:: TASK ::
Count how many lines below include the string "коллекторе", and give that number without anything else.

-- start RECORD EXCERPTS --

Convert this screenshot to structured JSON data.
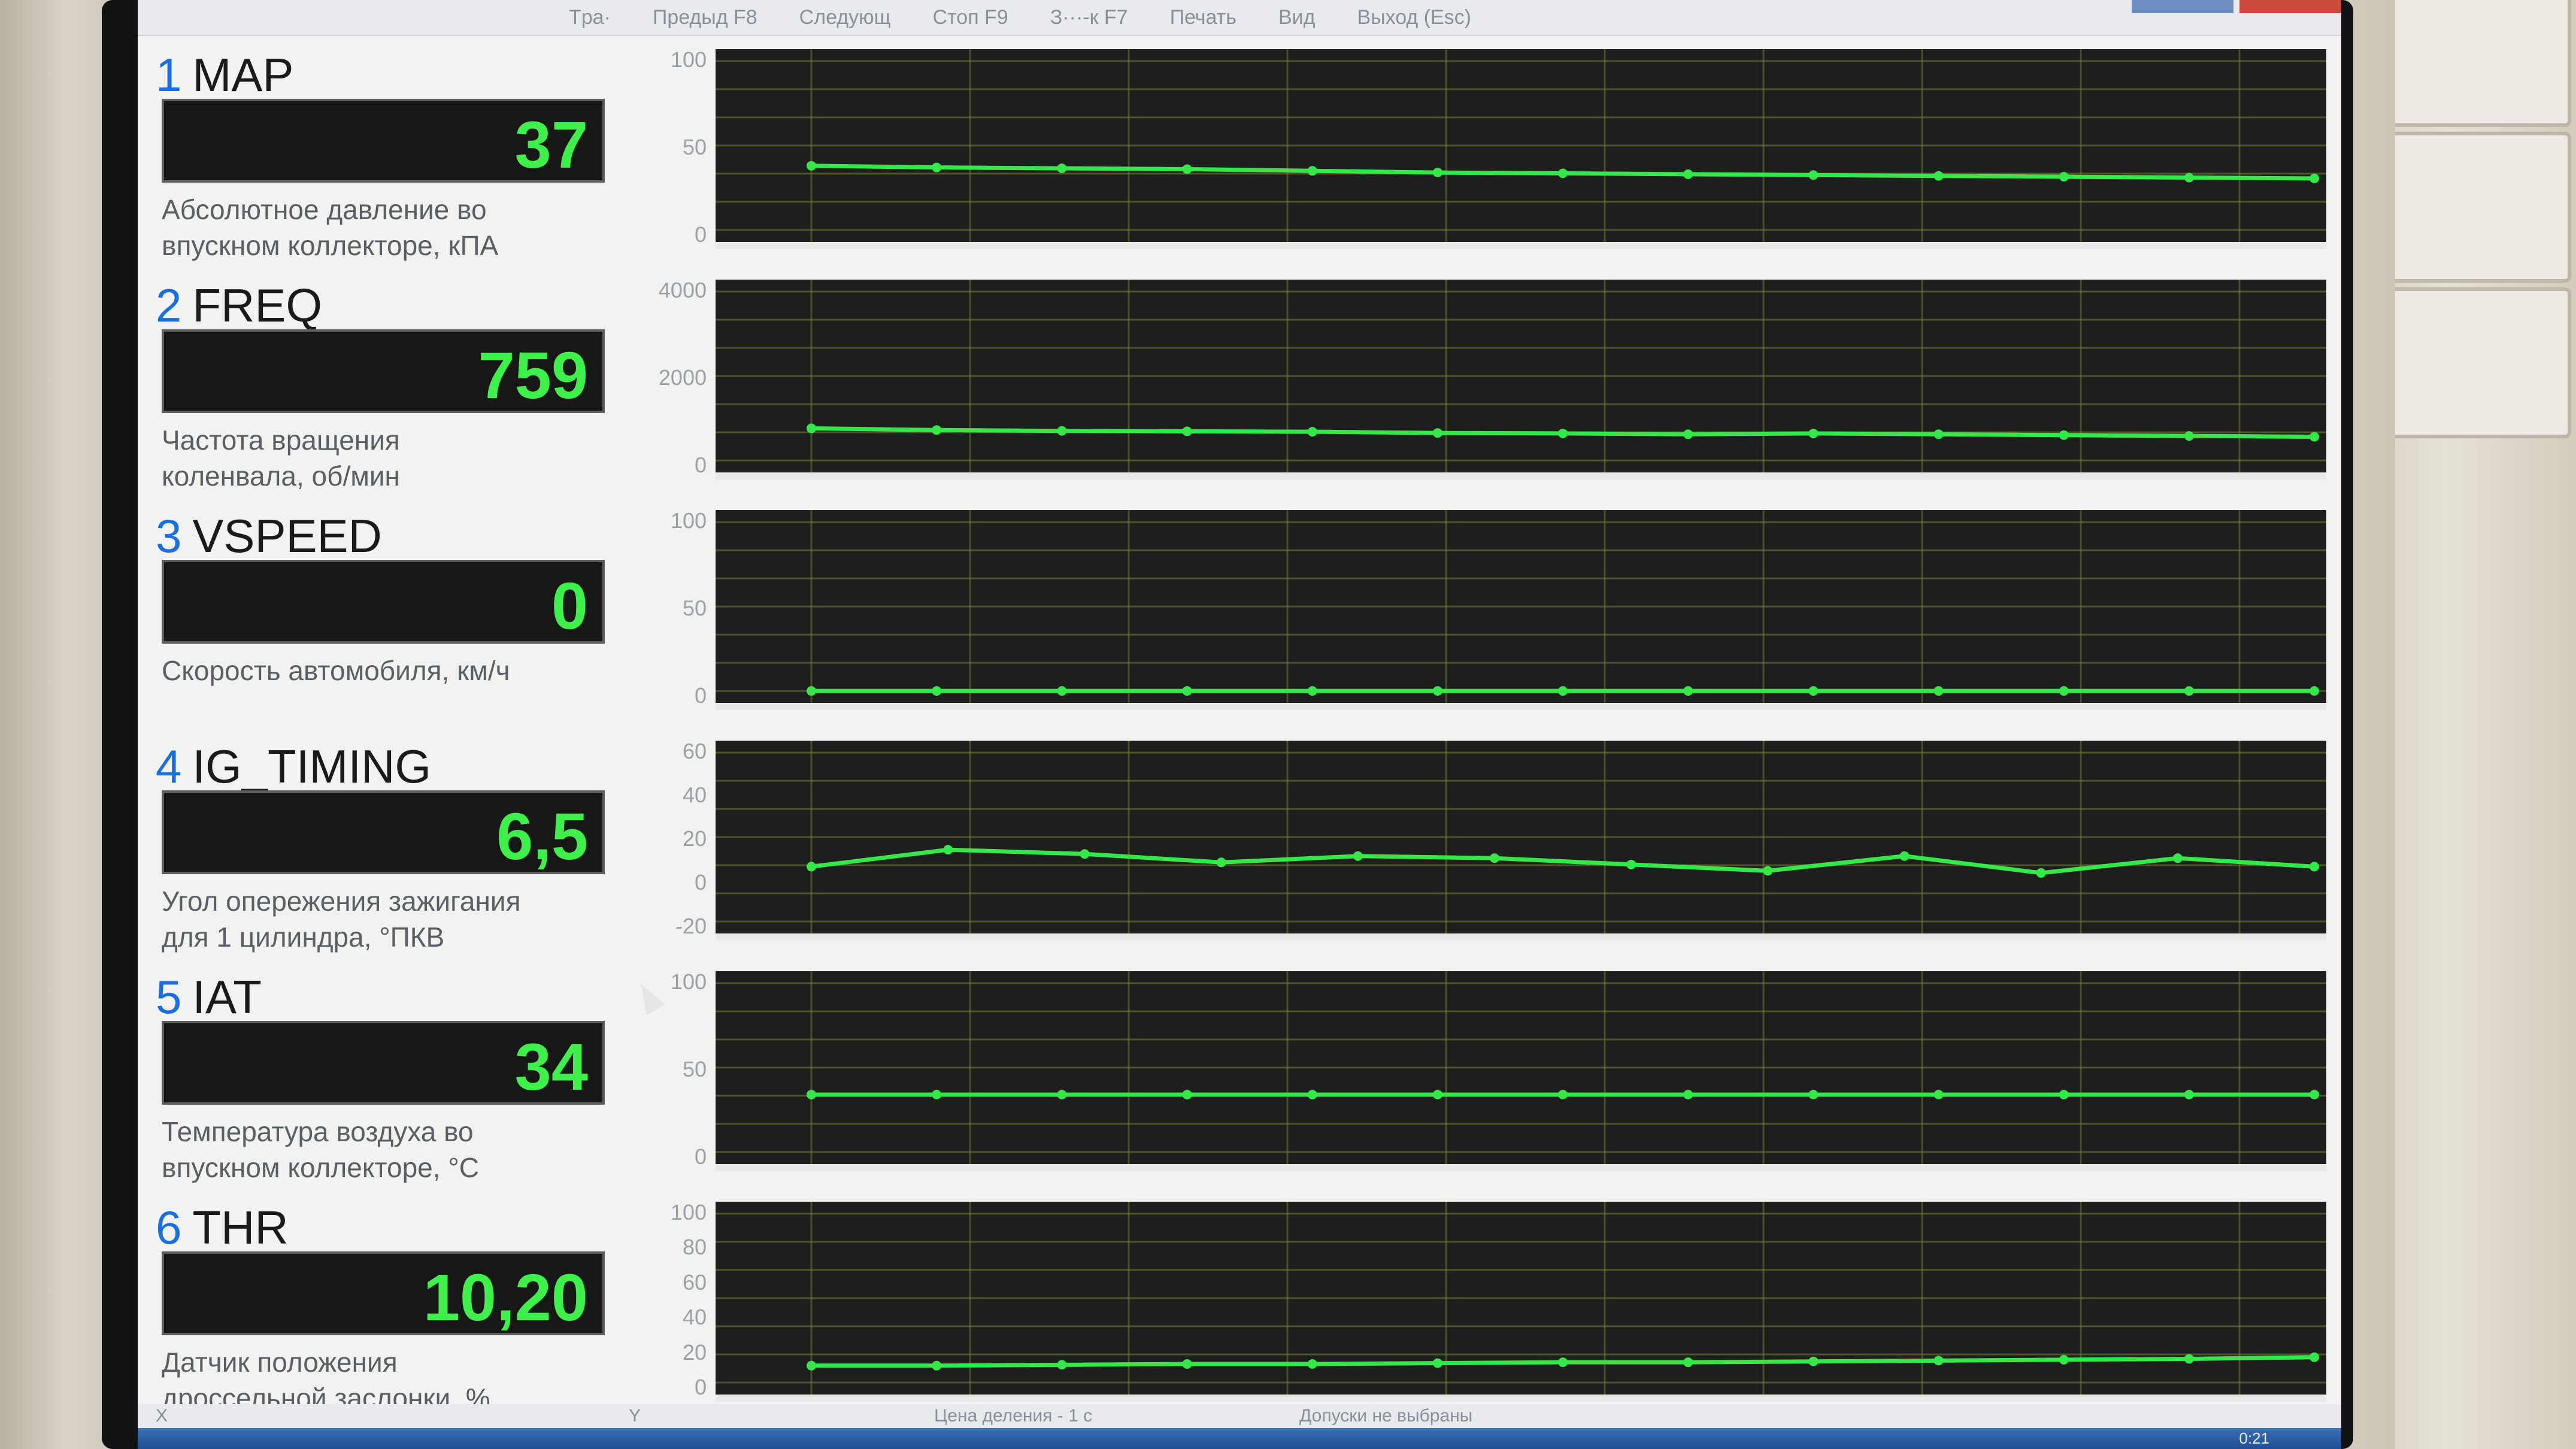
{
  "menu": [
    "Tpa·",
    "Предыд F8",
    "Следующ",
    "Стоп F9",
    "З···-к F7",
    "Печать",
    "Вид",
    "Выход (Esc)"
  ],
  "colors": {
    "trace": "#35e84a",
    "grid": "#7b7d3a",
    "readout": "#3ef04a",
    "channel_number": "#1a6fe0"
  },
  "panels": [
    {
      "num": "1",
      "name": "MAP",
      "value": "37",
      "desc1": "Абсолютное давление во",
      "desc2": "впускном коллекторе, кПА",
      "axis": [
        "100",
        "50",
        "0"
      ],
      "ymin": 0,
      "ymax": 100,
      "points": [
        38,
        37,
        36.5,
        36,
        35,
        34,
        33.5,
        33,
        32.5,
        32,
        31.5,
        31,
        30.5
      ]
    },
    {
      "num": "2",
      "name": "FREQ",
      "value": "759",
      "desc1": "Частота вращения",
      "desc2": "коленвала, об/мин",
      "axis": [
        "4000",
        "2000",
        "0"
      ],
      "ymin": 0,
      "ymax": 4000,
      "points": [
        760,
        720,
        700,
        690,
        680,
        650,
        640,
        620,
        640,
        620,
        600,
        580,
        560
      ]
    },
    {
      "num": "3",
      "name": "VSPEED",
      "value": "0",
      "desc1": "Скорость автомобиля, км/ч",
      "desc2": "",
      "axis": [
        "100",
        "50",
        "0"
      ],
      "ymin": 0,
      "ymax": 100,
      "points": [
        0,
        0,
        0,
        0,
        0,
        0,
        0,
        0,
        0,
        0,
        0,
        0,
        0
      ]
    },
    {
      "num": "4",
      "name": "IG_TIMING",
      "value": "6,5",
      "desc1": "Угол опережения зажигания",
      "desc2": "для 1 цилиндра, °ПКВ",
      "axis": [
        "60",
        "40",
        "20",
        "0",
        "-20"
      ],
      "ymin": -20,
      "ymax": 60,
      "points": [
        6,
        14,
        12,
        8,
        11,
        10,
        7,
        4,
        11,
        3,
        10,
        6
      ]
    },
    {
      "num": "5",
      "name": "IAT",
      "value": "34",
      "desc1": "Температура воздуха во",
      "desc2": "впускном коллекторе, °С",
      "axis": [
        "100",
        "50",
        "0"
      ],
      "ymin": 0,
      "ymax": 100,
      "points": [
        34,
        34,
        34,
        34,
        34,
        34,
        34,
        34,
        34,
        34,
        34,
        34,
        34
      ]
    },
    {
      "num": "6",
      "name": "THR",
      "value": "10,20",
      "desc1": "Датчик положения",
      "desc2": "дроссельной заслонки, %",
      "axis": [
        "100",
        "80",
        "60",
        "40",
        "20",
        "0"
      ],
      "ymin": 0,
      "ymax": 100,
      "points": [
        10,
        10,
        10.5,
        11,
        11,
        11.5,
        12,
        12,
        12.5,
        13,
        13.5,
        14,
        15
      ]
    }
  ],
  "status": {
    "x": "X",
    "y": "Y",
    "scale": "Цена деления - 1 с",
    "tolerance": "Допуски не выбраны"
  },
  "clock": "0:21"
}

-- end RECORD EXCERPTS --

:: RESULT OF THE TASK ::
2